◆ What you should do ◆
The records that follow are to be repeated exactly, with the pictures removed.
_ _ _ _ _ _ _
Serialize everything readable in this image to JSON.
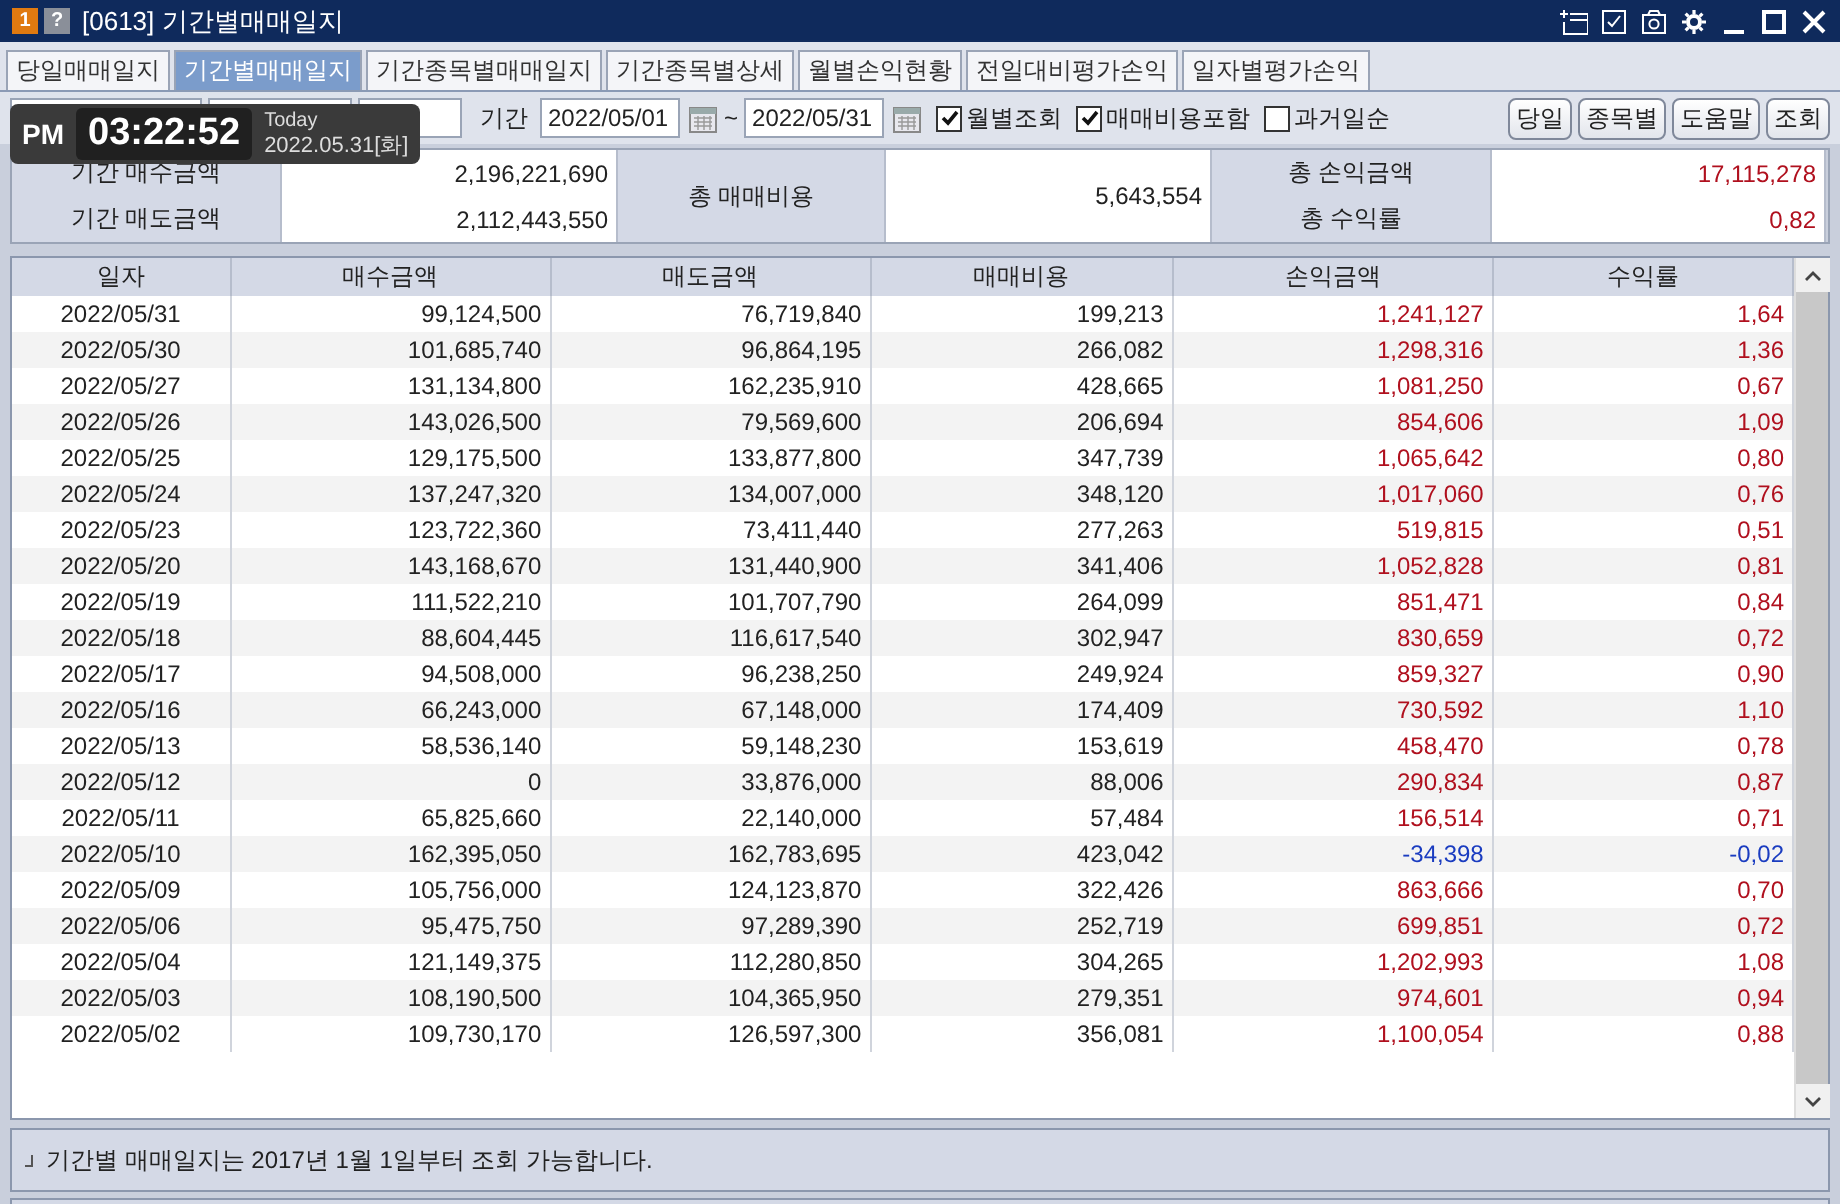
{
  "window": {
    "badge": "1",
    "help": "?",
    "title": "[0613] 기간별매매일지"
  },
  "tabs": [
    {
      "label": "당일매매일지",
      "selected": false
    },
    {
      "label": "기간별매매일지",
      "selected": true
    },
    {
      "label": "기간종목별매매일지",
      "selected": false
    },
    {
      "label": "기간종목별상세",
      "selected": false
    },
    {
      "label": "월별손익현황",
      "selected": false
    },
    {
      "label": "전일대비평가손익",
      "selected": false
    },
    {
      "label": "일자별평가손익",
      "selected": false
    }
  ],
  "clock": {
    "ampm": "PM",
    "time": "03:22:52",
    "caption": "Today",
    "date": "2022.05.31[화]"
  },
  "toolbar": {
    "period_label": "기간",
    "from": "2022/05/01",
    "separator": "~",
    "to": "2022/05/31",
    "checkboxes": [
      {
        "label": "월별조회",
        "checked": true
      },
      {
        "label": "매매비용포함",
        "checked": true
      },
      {
        "label": "과거일순",
        "checked": false
      }
    ],
    "buttons": [
      "당일",
      "종목별",
      "도움말",
      "조회"
    ]
  },
  "summary": {
    "buy_label": "기간 매수금액",
    "buy_value": "2,196,221,690",
    "sell_label": "기간 매도금액",
    "sell_value": "2,112,443,550",
    "cost_label": "총 매매비용",
    "cost_value": "5,643,554",
    "pnl_label": "총 손익금액",
    "pnl_value": "17,115,278",
    "rate_label": "총 수익률",
    "rate_value": "0,82",
    "loss": false
  },
  "table": {
    "columns": [
      "일자",
      "매수금액",
      "매도금액",
      "매매비용",
      "손익금액",
      "수익률"
    ],
    "rows": [
      {
        "cells": [
          "2022/05/31",
          "99,124,500",
          "76,719,840",
          "199,213",
          "1,241,127",
          "1,64"
        ],
        "loss": false
      },
      {
        "cells": [
          "2022/05/30",
          "101,685,740",
          "96,864,195",
          "266,082",
          "1,298,316",
          "1,36"
        ],
        "loss": false
      },
      {
        "cells": [
          "2022/05/27",
          "131,134,800",
          "162,235,910",
          "428,665",
          "1,081,250",
          "0,67"
        ],
        "loss": false
      },
      {
        "cells": [
          "2022/05/26",
          "143,026,500",
          "79,569,600",
          "206,694",
          "854,606",
          "1,09"
        ],
        "loss": false
      },
      {
        "cells": [
          "2022/05/25",
          "129,175,500",
          "133,877,800",
          "347,739",
          "1,065,642",
          "0,80"
        ],
        "loss": false
      },
      {
        "cells": [
          "2022/05/24",
          "137,247,320",
          "134,007,000",
          "348,120",
          "1,017,060",
          "0,76"
        ],
        "loss": false
      },
      {
        "cells": [
          "2022/05/23",
          "123,722,360",
          "73,411,440",
          "277,263",
          "519,815",
          "0,51"
        ],
        "loss": false
      },
      {
        "cells": [
          "2022/05/20",
          "143,168,670",
          "131,440,900",
          "341,406",
          "1,052,828",
          "0,81"
        ],
        "loss": false
      },
      {
        "cells": [
          "2022/05/19",
          "111,522,210",
          "101,707,790",
          "264,099",
          "851,471",
          "0,84"
        ],
        "loss": false
      },
      {
        "cells": [
          "2022/05/18",
          "88,604,445",
          "116,617,540",
          "302,947",
          "830,659",
          "0,72"
        ],
        "loss": false
      },
      {
        "cells": [
          "2022/05/17",
          "94,508,000",
          "96,238,250",
          "249,924",
          "859,327",
          "0,90"
        ],
        "loss": false
      },
      {
        "cells": [
          "2022/05/16",
          "66,243,000",
          "67,148,000",
          "174,409",
          "730,592",
          "1,10"
        ],
        "loss": false
      },
      {
        "cells": [
          "2022/05/13",
          "58,536,140",
          "59,148,230",
          "153,619",
          "458,470",
          "0,78"
        ],
        "loss": false
      },
      {
        "cells": [
          "2022/05/12",
          "0",
          "33,876,000",
          "88,006",
          "290,834",
          "0,87"
        ],
        "loss": false
      },
      {
        "cells": [
          "2022/05/11",
          "65,825,660",
          "22,140,000",
          "57,484",
          "156,514",
          "0,71"
        ],
        "loss": false
      },
      {
        "cells": [
          "2022/05/10",
          "162,395,050",
          "162,783,695",
          "423,042",
          "-34,398",
          "-0,02"
        ],
        "loss": true
      },
      {
        "cells": [
          "2022/05/09",
          "105,756,000",
          "124,123,870",
          "322,426",
          "863,666",
          "0,70"
        ],
        "loss": false
      },
      {
        "cells": [
          "2022/05/06",
          "95,475,750",
          "97,289,390",
          "252,719",
          "699,851",
          "0,72"
        ],
        "loss": false
      },
      {
        "cells": [
          "2022/05/04",
          "121,149,375",
          "112,280,850",
          "304,265",
          "1,202,993",
          "1,08"
        ],
        "loss": false
      },
      {
        "cells": [
          "2022/05/03",
          "108,190,500",
          "104,365,950",
          "279,351",
          "974,601",
          "0,94"
        ],
        "loss": false
      },
      {
        "cells": [
          "2022/05/02",
          "109,730,170",
          "126,597,300",
          "356,081",
          "1,100,054",
          "0,88"
        ],
        "loss": false
      }
    ]
  },
  "note": "기간별 매매일지는 2017년 1월 1일부터 조회 가능합니다."
}
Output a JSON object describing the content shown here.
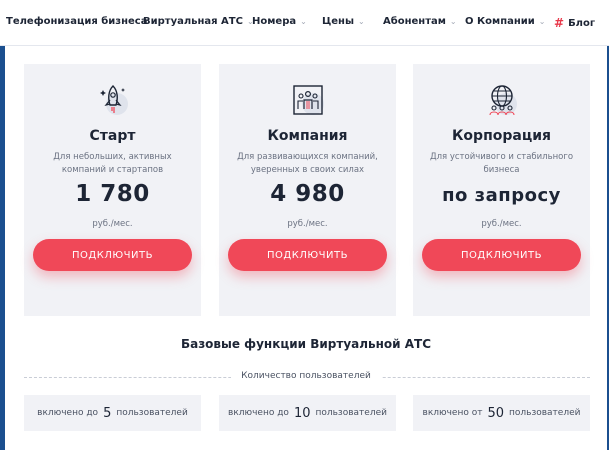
{
  "nav": {
    "items": [
      {
        "label": "Телефонизация бизнеса",
        "chevron": "chevron-down-icon"
      },
      {
        "label": "Виртуальная АТС",
        "chevron": "chevron-down-icon"
      },
      {
        "label": "Номера",
        "chevron": "chevron-down-icon"
      },
      {
        "label": "Цены",
        "chevron": "chevron-down-icon"
      },
      {
        "label": "Абонентам",
        "chevron": "chevron-down-icon"
      },
      {
        "label": "О Компании",
        "chevron": "chevron-down-icon"
      }
    ],
    "blog": {
      "hash": "#",
      "label": "Блог"
    }
  },
  "plans": [
    {
      "icon": "rocket-icon",
      "title": "Старт",
      "description": "Для небольших, активных компаний и стартапов",
      "price": "1 780",
      "unit": "руб./мес.",
      "button": "ПОДКЛЮЧИТЬ"
    },
    {
      "icon": "team-icon",
      "title": "Компания",
      "description": "Для развивающихся компаний, уверенных в своих силах",
      "price": "4 980",
      "unit": "руб./мес.",
      "button": "ПОДКЛЮЧИТЬ"
    },
    {
      "icon": "globe-people-icon",
      "title": "Корпорация",
      "description": "Для устойчивого и стабильного бизнеса",
      "price": "по запросу",
      "unit": "руб./мес.",
      "button": "ПОДКЛЮЧИТЬ"
    }
  ],
  "features": {
    "title": "Базовые функции Виртуальной АТС",
    "users_heading": "Количество пользователей",
    "users": [
      {
        "prefix": "включено до",
        "count": "5",
        "suffix": "пользователей"
      },
      {
        "prefix": "включено до",
        "count": "10",
        "suffix": "пользователей"
      },
      {
        "prefix": "включено от",
        "count": "50",
        "suffix": "пользователей"
      }
    ]
  },
  "colors": {
    "accent": "#f04858",
    "brand_blue": "#1b4f8f",
    "card_bg": "#f1f2f6",
    "text_dark": "#1d2535"
  }
}
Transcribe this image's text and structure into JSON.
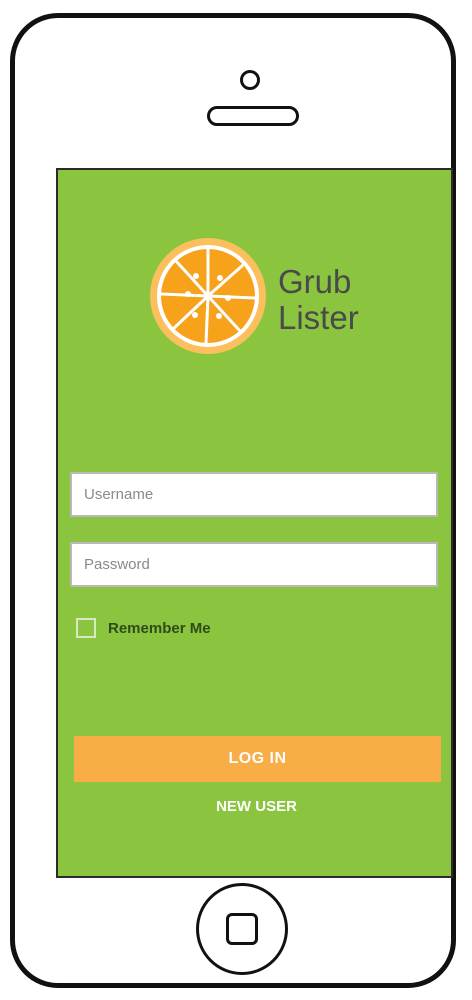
{
  "brand": {
    "name_line1": "Grub",
    "name_line2": "Lister",
    "logo_icon": "orange-slice-icon"
  },
  "form": {
    "username_placeholder": "Username",
    "password_placeholder": "Password",
    "remember_label": "Remember Me",
    "remember_checked": false
  },
  "actions": {
    "login_label": "LOG IN",
    "new_user_label": "NEW USER"
  },
  "colors": {
    "screen_background": "#8bc43f",
    "login_button": "#f9ad46",
    "logo_orange": "#f7a21b",
    "logo_rind": "#fbbf5b",
    "text_dark": "#4a4a4a"
  }
}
_ _ _ _ _ _ _
◆ Solved exercise ◆
Serialize everything readable in this image to JSON.
{
  "window": {
    "badge": "1",
    "help": "?",
    "title": "[0613] 기간별매매일지"
  },
  "tabs": [
    {
      "label": "당일매매일지",
      "selected": false
    },
    {
      "label": "기간별매매일지",
      "selected": true
    },
    {
      "label": "기간종목별매매일지",
      "selected": false
    },
    {
      "label": "기간종목별상세",
      "selected": false
    },
    {
      "label": "월별손익현황",
      "selected": false
    },
    {
      "label": "전일대비평가손익",
      "selected": false
    },
    {
      "label": "일자별평가손익",
      "selected": false
    }
  ],
  "clock": {
    "ampm": "PM",
    "time": "03:22:52",
    "caption": "Today",
    "date": "2022.05.31[화]"
  },
  "toolbar": {
    "period_label": "기간",
    "from": "2022/05/01",
    "separator": "~",
    "to": "2022/05/31",
    "checkboxes": [
      {
        "label": "월별조회",
        "checked": true
      },
      {
        "label": "매매비용포함",
        "checked": true
      },
      {
        "label": "과거일순",
        "checked": false
      }
    ],
    "buttons": [
      "당일",
      "종목별",
      "도움말",
      "조회"
    ]
  },
  "summary": {
    "buy_label": "기간 매수금액",
    "buy_value": "2,196,221,690",
    "sell_label": "기간 매도금액",
    "sell_value": "2,112,443,550",
    "cost_label": "총 매매비용",
    "cost_value": "5,643,554",
    "pnl_label": "총 손익금액",
    "pnl_value": "17,115,278",
    "rate_label": "총 수익률",
    "rate_value": "0,82",
    "loss": false
  },
  "table": {
    "columns": [
      "일자",
      "매수금액",
      "매도금액",
      "매매비용",
      "손익금액",
      "수익률"
    ],
    "rows": [
      {
        "cells": [
          "2022/05/31",
          "99,124,500",
          "76,719,840",
          "199,213",
          "1,241,127",
          "1,64"
        ],
        "loss": false
      },
      {
        "cells": [
          "2022/05/30",
          "101,685,740",
          "96,864,195",
          "266,082",
          "1,298,316",
          "1,36"
        ],
        "loss": false
      },
      {
        "cells": [
          "2022/05/27",
          "131,134,800",
          "162,235,910",
          "428,665",
          "1,081,250",
          "0,67"
        ],
        "loss": false
      },
      {
        "cells": [
          "2022/05/26",
          "143,026,500",
          "79,569,600",
          "206,694",
          "854,606",
          "1,09"
        ],
        "loss": false
      },
      {
        "cells": [
          "2022/05/25",
          "129,175,500",
          "133,877,800",
          "347,739",
          "1,065,642",
          "0,80"
        ],
        "loss": false
      },
      {
        "cells": [
          "2022/05/24",
          "137,247,320",
          "134,007,000",
          "348,120",
          "1,017,060",
          "0,76"
        ],
        "loss": false
      },
      {
        "cells": [
          "2022/05/23",
          "123,722,360",
          "73,411,440",
          "277,263",
          "519,815",
          "0,51"
        ],
        "loss": false
      },
      {
        "cells": [
          "2022/05/20",
          "143,168,670",
          "131,440,900",
          "341,406",
          "1,052,828",
          "0,81"
        ],
        "loss": false
      },
      {
        "cells": [
          "2022/05/19",
          "111,522,210",
          "101,707,790",
          "264,099",
          "851,471",
          "0,84"
        ],
        "loss": false
      },
      {
        "cells": [
          "2022/05/18",
          "88,604,445",
          "116,617,540",
          "302,947",
          "830,659",
          "0,72"
        ],
        "loss": false
      },
      {
        "cells": [
          "2022/05/17",
          "94,508,000",
          "96,238,250",
          "249,924",
          "859,327",
          "0,90"
        ],
        "loss": false
      },
      {
        "cells": [
          "2022/05/16",
          "66,243,000",
          "67,148,000",
          "174,409",
          "730,592",
          "1,10"
        ],
        "loss": false
      },
      {
        "cells": [
          "2022/05/13",
          "58,536,140",
          "59,148,230",
          "153,619",
          "458,470",
          "0,78"
        ],
        "loss": false
      },
      {
        "cells": [
          "2022/05/12",
          "0",
          "33,876,000",
          "88,006",
          "290,834",
          "0,87"
        ],
        "loss": false
      },
      {
        "cells": [
          "2022/05/11",
          "65,825,660",
          "22,140,000",
          "57,484",
          "156,514",
          "0,71"
        ],
        "loss": false
      },
      {
        "cells": [
          "2022/05/10",
          "162,395,050",
          "162,783,695",
          "423,042",
          "-34,398",
          "-0,02"
        ],
        "loss": true
      },
      {
        "cells": [
          "2022/05/09",
          "105,756,000",
          "124,123,870",
          "322,426",
          "863,666",
          "0,70"
        ],
        "loss": false
      },
      {
        "cells": [
          "2022/05/06",
          "95,475,750",
          "97,289,390",
          "252,719",
          "699,851",
          "0,72"
        ],
        "loss": false
      },
      {
        "cells": [
          "2022/05/04",
          "121,149,375",
          "112,280,850",
          "304,265",
          "1,202,993",
          "1,08"
        ],
        "loss": false
      },
      {
        "cells": [
          "2022/05/03",
          "108,190,500",
          "104,365,950",
          "279,351",
          "974,601",
          "0,94"
        ],
        "loss": false
      },
      {
        "cells": [
          "2022/05/02",
          "109,730,170",
          "126,597,300",
          "356,081",
          "1,100,054",
          "0,88"
        ],
        "loss": false
      }
    ]
  },
  "note": "기간별 매매일지는 2017년 1월 1일부터 조회 가능합니다."
}
Output a JSON object describing the content shown here.
{
  "nav": {
    "items": [
      {
        "label": "Телефонизация бизнеса",
        "chevron": "chevron-down-icon"
      },
      {
        "label": "Виртуальная АТС",
        "chevron": "chevron-down-icon"
      },
      {
        "label": "Номера",
        "chevron": "chevron-down-icon"
      },
      {
        "label": "Цены",
        "chevron": "chevron-down-icon"
      },
      {
        "label": "Абонентам",
        "chevron": "chevron-down-icon"
      },
      {
        "label": "О Компании",
        "chevron": "chevron-down-icon"
      }
    ],
    "blog": {
      "hash": "#",
      "label": "Блог"
    }
  },
  "plans": [
    {
      "icon": "rocket-icon",
      "title": "Старт",
      "description": "Для небольших, активных компаний и стартапов",
      "price": "1 780",
      "unit": "руб./мес.",
      "button": "ПОДКЛЮЧИТЬ"
    },
    {
      "icon": "team-icon",
      "title": "Компания",
      "description": "Для развивающихся компаний, уверенных в своих силах",
      "price": "4 980",
      "unit": "руб./мес.",
      "button": "ПОДКЛЮЧИТЬ"
    },
    {
      "icon": "globe-people-icon",
      "title": "Корпорация",
      "description": "Для устойчивого и стабильного бизнеса",
      "price": "по запросу",
      "unit": "руб./мес.",
      "button": "ПОДКЛЮЧИТЬ"
    }
  ],
  "features": {
    "title": "Базовые функции Виртуальной АТС",
    "users_heading": "Количество пользователей",
    "users": [
      {
        "prefix": "включено до",
        "count": "5",
        "suffix": "пользователей"
      },
      {
        "prefix": "включено до",
        "count": "10",
        "suffix": "пользователей"
      },
      {
        "prefix": "включено от",
        "count": "50",
        "suffix": "пользователей"
      }
    ]
  },
  "colors": {
    "accent": "#f04858",
    "brand_blue": "#1b4f8f",
    "card_bg": "#f1f2f6",
    "text_dark": "#1d2535"
  }
}
Transcribe this image's text and structure into JSON.
{
  "brand": {
    "name_line1": "Grub",
    "name_line2": "Lister",
    "logo_icon": "orange-slice-icon"
  },
  "form": {
    "username_placeholder": "Username",
    "password_placeholder": "Password",
    "remember_label": "Remember Me",
    "remember_checked": false
  },
  "actions": {
    "login_label": "LOG IN",
    "new_user_label": "NEW USER"
  },
  "colors": {
    "screen_background": "#8bc43f",
    "login_button": "#f9ad46",
    "logo_orange": "#f7a21b",
    "logo_rind": "#fbbf5b",
    "text_dark": "#4a4a4a"
  }
}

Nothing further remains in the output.